--- START OF EXTRACTED DATA ---
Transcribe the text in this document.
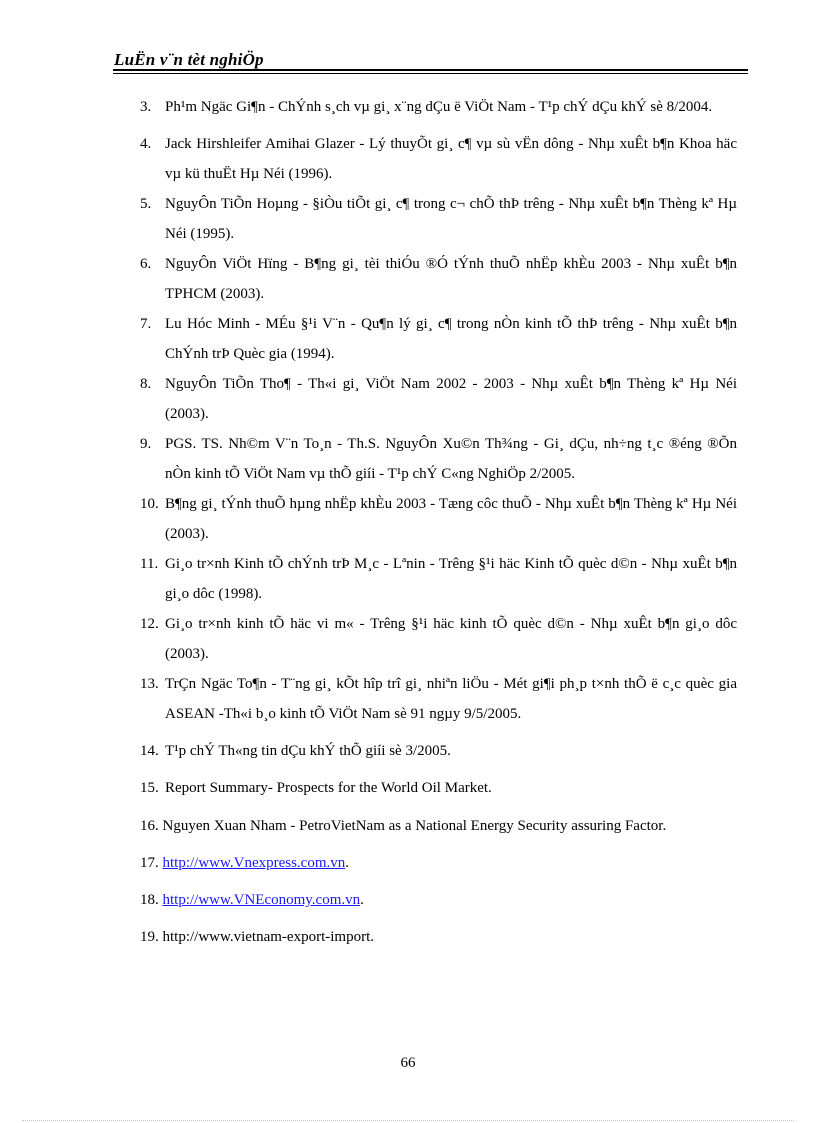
LuËn v¨n tèt nghiÖp
3. Ph¹m Ngäc Gi¶n - ChÝnh s¸ch vµ gi¸ x¨ng dÇu ë ViÖt Nam - T¹p chÝ dÇu khÝ sè 8/2004.
4. Jack Hirshleifer Amihai Glazer - Lý thuyÕt gi¸ c¶ vµ sù vËn dông - Nhµ xuÊt b¶n Khoa häc vµ kü thuËt Hµ Néi (1996).
5. NguyÔn TiÕn Hoµng - §iÒu tiÕt gi¸ c¶ trong c¬ chÕ thÞ trêng - Nhµ xuÊt b¶n Thèng kª Hµ Néi (1995).
6. NguyÔn ViÖt Hïng - B¶ng gi¸ tèi thiÓu ®Ó tÝnh thuÕ nhËp khÈu 2003 - Nhµ xuÊt b¶n TPHCM (2003).
7. Lu Hóc Minh - MÉu §¹i V¨n - Qu¶n lý gi¸ c¶ trong nÒn kinh tÕ thÞ trêng - Nhµ xuÊt b¶n ChÝnh trÞ Quèc gia (1994).
8. NguyÔn TiÕn Tho¶ - Th«i gi¸ ViÖt Nam 2002 - 2003 - Nhµ xuÊt b¶n Thèng kª Hµ Néi (2003).
9. PGS. TS. Nh©m V¨n To¸n - Th.S. NguyÔn Xu©n Th¾ng - Gi¸ dÇu, nh÷ng t¸c ®éng ®Õn nÒn kinh tÕ ViÖt Nam vµ thÕ giíi - T¹p chÝ C«ng NghiÖp 2/2005.
10. B¶ng gi¸ tÝnh thuÕ hµng nhËp khÈu 2003 - Tæng côc thuÕ - Nhµ xuÊt b¶n Thèng kª Hµ Néi (2003).
11. Gi¸o tr×nh Kinh tÕ chÝnh trÞ M¸c - Lªnin - Trêng §¹i häc Kinh tÕ quèc d©n - Nhµ xuÊt b¶n gi¸o dôc (1998).
12. Gi¸o tr×nh kinh tÕ häc vi m« - Trêng §¹i häc kinh tÕ quèc d©n - Nhµ xuÊt b¶n gi¸o dôc (2003).
13. TrÇn Ngäc To¶n - T¨ng gi¸ kÕt hîp trî gi¸ nhiªn liÖu - Mét gi¶i ph¸p t×nh thÕ ë c¸c quèc gia ASEAN -Th«i b¸o kinh tÕ ViÖt Nam sè 91 ngµy 9/5/2005.
14. T¹p chÝ Th«ng tin dÇu khÝ thÕ giíi sè 3/2005.
15. Report Summary- Prospects for the World Oil Market.
16. Nguyen Xuan Nham - PetroVietNam as a National Energy Security assuring Factor.
17. http://www.Vnexpress.com.vn.
18. http://www.VNEconomy.com.vn.
19. http://www.vietnam-export-import.
66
--- END OF EXTRACTED DATA ---
## WRITTEN PROBLEM
Without the pictures, print the records in full, exactly as they appear.

## THE ANSWER
Transcribe the text in this document.
LuËn v¨n tèt nghiÖp
3. Ph¹m Ngäc Gi¶n - ChÝnh s¸ch vµ gi¸ x¨ng dÇu ë ViÖt Nam - T¹p chÝ dÇu khÝ sè 8/2004.
4. Jack Hirshleifer Amihai Glazer - Lý thuyÕt gi¸ c¶ vµ sù vËn dông - Nhµ xuÊt b¶n Khoa häc vµ kü thuËt Hµ Néi (1996).
5. NguyÔn TiÕn Hoµng - §iÒu tiÕt gi¸ c¶ trong c¬ chÕ thÞ trêng - Nhµ xuÊt b¶n Thèng kª Hµ Néi (1995).
6. NguyÔn ViÖt Hïng - B¶ng gi¸ tèi thiÓu ®Ó tÝnh thuÕ nhËp khÈu 2003 - Nhµ xuÊt b¶n TPHCM (2003).
7. Lu Hóc Minh - MÉu §¹i V¨n - Qu¶n lý gi¸ c¶ trong nÒn kinh tÕ thÞ trêng - Nhµ xuÊt b¶n ChÝnh trÞ Quèc gia (1994).
8. NguyÔn TiÕn Tho¶ - Th«i gi¸ ViÖt Nam 2002 - 2003 - Nhµ xuÊt b¶n Thèng kª Hµ Néi (2003).
9. PGS. TS. Nh©m V¨n To¸n - Th.S. NguyÔn Xu©n Th¾ng - Gi¸ dÇu, nh÷ng t¸c ®éng ®Õn nÒn kinh tÕ ViÖt Nam vµ thÕ giíi - T¹p chÝ C«ng NghiÖp 2/2005.
10. B¶ng gi¸ tÝnh thuÕ hµng nhËp khÈu 2003 - Tæng côc thuÕ - Nhµ xuÊt b¶n Thèng kª Hµ Néi (2003).
11. Gi¸o tr×nh Kinh tÕ chÝnh trÞ M¸c - Lªnin - Trêng §¹i häc Kinh tÕ quèc d©n - Nhµ xuÊt b¶n gi¸o dôc (1998).
12. Gi¸o tr×nh kinh tÕ häc vi m« - Trêng §¹i häc kinh tÕ quèc d©n - Nhµ xuÊt b¶n gi¸o dôc (2003).
13. TrÇn Ngäc To¶n - T¨ng gi¸ kÕt hîp trî gi¸ nhiªn liÖu - Mét gi¶i ph¸p t×nh thÕ ë c¸c quèc gia ASEAN -Th«i b¸o kinh tÕ ViÖt Nam sè 91 ngµy 9/5/2005.
14. T¹p chÝ Th«ng tin dÇu khÝ thÕ giíi sè 3/2005.
15. Report Summary- Prospects for the World Oil Market.
16. Nguyen Xuan Nham - PetroVietNam as a National Energy Security assuring Factor.
17. http://www.Vnexpress.com.vn.
18. http://www.VNEconomy.com.vn.
19. http://www.vietnam-export-import.
66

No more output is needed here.